→ YOUR GOAL
Search the material for "Χριστουγεννιάτικες" and show all lines that contain it.

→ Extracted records
"""

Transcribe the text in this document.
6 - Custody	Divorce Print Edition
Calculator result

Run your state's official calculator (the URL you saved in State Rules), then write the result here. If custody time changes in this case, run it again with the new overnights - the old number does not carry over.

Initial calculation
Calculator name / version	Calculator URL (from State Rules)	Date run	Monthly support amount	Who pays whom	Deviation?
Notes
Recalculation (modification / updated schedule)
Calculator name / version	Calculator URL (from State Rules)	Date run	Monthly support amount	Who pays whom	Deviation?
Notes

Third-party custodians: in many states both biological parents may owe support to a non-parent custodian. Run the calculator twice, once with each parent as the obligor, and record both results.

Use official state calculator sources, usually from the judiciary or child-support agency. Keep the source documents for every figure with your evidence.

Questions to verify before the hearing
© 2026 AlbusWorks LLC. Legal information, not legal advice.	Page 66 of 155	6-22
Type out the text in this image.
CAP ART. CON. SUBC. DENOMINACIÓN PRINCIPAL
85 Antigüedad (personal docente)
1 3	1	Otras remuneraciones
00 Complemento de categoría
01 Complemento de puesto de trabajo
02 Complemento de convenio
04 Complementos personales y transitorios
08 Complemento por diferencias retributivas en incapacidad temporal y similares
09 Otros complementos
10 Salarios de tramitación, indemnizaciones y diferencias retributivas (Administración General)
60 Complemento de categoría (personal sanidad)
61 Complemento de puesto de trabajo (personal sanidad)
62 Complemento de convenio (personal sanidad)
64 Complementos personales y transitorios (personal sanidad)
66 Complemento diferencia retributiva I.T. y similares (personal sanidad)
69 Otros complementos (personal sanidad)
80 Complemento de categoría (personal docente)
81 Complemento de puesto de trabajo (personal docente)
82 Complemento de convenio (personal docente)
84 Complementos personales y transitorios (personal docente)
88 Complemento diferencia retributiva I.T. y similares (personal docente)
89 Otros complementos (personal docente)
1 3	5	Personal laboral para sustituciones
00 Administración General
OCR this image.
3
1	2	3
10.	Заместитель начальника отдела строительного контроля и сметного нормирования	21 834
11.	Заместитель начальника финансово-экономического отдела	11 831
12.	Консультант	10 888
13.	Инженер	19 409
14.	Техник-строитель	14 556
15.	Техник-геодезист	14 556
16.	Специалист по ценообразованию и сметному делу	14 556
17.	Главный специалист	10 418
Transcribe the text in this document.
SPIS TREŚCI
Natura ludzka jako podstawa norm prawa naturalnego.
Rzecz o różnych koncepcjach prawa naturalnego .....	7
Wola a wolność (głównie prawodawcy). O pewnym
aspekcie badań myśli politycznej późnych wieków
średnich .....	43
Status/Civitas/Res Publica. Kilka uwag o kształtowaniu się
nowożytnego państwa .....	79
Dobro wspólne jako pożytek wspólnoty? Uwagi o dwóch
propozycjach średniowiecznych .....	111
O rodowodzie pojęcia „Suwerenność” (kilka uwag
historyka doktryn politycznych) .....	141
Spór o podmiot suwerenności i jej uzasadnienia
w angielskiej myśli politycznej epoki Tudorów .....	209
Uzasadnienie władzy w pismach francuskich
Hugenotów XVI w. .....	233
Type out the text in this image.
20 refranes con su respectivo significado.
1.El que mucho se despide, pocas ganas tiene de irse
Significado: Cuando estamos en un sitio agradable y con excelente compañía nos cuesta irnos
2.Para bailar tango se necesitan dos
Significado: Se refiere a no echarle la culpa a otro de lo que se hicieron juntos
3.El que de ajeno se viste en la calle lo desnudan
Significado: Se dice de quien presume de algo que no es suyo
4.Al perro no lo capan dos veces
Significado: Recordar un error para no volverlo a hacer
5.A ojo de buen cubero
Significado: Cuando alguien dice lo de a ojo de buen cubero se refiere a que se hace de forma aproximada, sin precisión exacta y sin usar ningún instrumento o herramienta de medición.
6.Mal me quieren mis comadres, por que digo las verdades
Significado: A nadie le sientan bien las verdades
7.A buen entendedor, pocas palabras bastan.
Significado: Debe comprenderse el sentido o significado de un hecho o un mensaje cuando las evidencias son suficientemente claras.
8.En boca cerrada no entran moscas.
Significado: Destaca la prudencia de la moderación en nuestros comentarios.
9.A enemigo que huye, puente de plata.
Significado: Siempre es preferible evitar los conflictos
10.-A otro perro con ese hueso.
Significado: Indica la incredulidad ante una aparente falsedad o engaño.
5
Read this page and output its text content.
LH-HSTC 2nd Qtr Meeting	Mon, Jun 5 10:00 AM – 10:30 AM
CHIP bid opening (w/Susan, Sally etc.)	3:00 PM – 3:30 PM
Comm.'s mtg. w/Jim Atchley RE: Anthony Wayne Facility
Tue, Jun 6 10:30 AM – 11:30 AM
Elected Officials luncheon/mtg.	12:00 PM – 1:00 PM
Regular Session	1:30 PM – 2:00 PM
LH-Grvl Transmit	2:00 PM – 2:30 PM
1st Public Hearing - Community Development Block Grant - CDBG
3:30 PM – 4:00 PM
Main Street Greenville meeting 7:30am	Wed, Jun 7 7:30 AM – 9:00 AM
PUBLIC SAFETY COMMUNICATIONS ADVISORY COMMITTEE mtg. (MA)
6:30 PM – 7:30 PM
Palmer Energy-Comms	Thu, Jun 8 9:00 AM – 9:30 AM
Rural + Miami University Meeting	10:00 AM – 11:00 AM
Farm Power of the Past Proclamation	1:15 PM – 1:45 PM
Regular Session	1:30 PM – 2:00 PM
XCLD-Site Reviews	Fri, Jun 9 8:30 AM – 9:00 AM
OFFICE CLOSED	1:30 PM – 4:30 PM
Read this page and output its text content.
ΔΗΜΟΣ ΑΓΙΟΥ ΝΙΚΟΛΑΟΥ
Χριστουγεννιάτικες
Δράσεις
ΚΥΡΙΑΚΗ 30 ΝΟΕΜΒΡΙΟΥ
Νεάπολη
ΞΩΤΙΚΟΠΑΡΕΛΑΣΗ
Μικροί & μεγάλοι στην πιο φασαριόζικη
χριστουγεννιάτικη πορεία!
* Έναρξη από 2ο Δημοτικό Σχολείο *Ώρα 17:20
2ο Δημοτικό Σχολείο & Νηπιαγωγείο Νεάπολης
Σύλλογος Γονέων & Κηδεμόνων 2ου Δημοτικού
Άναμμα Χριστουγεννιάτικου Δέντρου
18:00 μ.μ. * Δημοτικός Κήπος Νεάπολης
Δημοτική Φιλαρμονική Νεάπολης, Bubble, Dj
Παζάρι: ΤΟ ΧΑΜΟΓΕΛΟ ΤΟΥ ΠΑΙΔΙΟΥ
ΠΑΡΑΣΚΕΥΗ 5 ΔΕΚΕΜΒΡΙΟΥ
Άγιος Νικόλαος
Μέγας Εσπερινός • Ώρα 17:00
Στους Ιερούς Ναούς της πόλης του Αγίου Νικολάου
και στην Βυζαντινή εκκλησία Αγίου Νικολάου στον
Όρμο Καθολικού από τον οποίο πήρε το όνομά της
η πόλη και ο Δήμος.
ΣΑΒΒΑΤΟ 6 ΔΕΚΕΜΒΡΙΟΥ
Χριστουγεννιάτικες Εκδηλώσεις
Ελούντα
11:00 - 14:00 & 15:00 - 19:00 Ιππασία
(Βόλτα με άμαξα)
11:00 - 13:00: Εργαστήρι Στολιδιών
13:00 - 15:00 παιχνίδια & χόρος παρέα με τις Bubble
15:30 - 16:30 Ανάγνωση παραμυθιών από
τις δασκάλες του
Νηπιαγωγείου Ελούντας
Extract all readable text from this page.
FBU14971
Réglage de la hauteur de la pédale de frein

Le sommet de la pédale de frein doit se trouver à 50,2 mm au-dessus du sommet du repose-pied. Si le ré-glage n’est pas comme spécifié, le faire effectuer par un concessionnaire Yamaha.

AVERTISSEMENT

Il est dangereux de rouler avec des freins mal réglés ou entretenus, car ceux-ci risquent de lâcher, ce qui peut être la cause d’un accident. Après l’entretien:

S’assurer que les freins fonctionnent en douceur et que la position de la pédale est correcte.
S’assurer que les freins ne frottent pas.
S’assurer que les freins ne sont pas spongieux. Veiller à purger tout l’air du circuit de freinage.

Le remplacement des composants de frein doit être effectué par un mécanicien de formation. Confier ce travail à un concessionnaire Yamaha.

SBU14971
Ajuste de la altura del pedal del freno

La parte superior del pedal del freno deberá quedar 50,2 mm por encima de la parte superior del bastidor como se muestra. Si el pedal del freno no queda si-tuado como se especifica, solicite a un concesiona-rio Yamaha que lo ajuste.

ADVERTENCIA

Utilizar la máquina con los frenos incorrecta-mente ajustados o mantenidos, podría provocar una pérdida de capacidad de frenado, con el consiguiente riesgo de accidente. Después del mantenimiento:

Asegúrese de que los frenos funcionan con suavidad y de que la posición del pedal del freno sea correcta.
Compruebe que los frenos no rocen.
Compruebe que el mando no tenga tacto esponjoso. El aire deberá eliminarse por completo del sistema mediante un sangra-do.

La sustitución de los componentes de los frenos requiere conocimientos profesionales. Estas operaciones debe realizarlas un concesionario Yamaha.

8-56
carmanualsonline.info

"""

→ REPLY TO THE TASK
Χριστουγεννιάτικες
Χριστουγεννιάτικες Εκδηλώσεις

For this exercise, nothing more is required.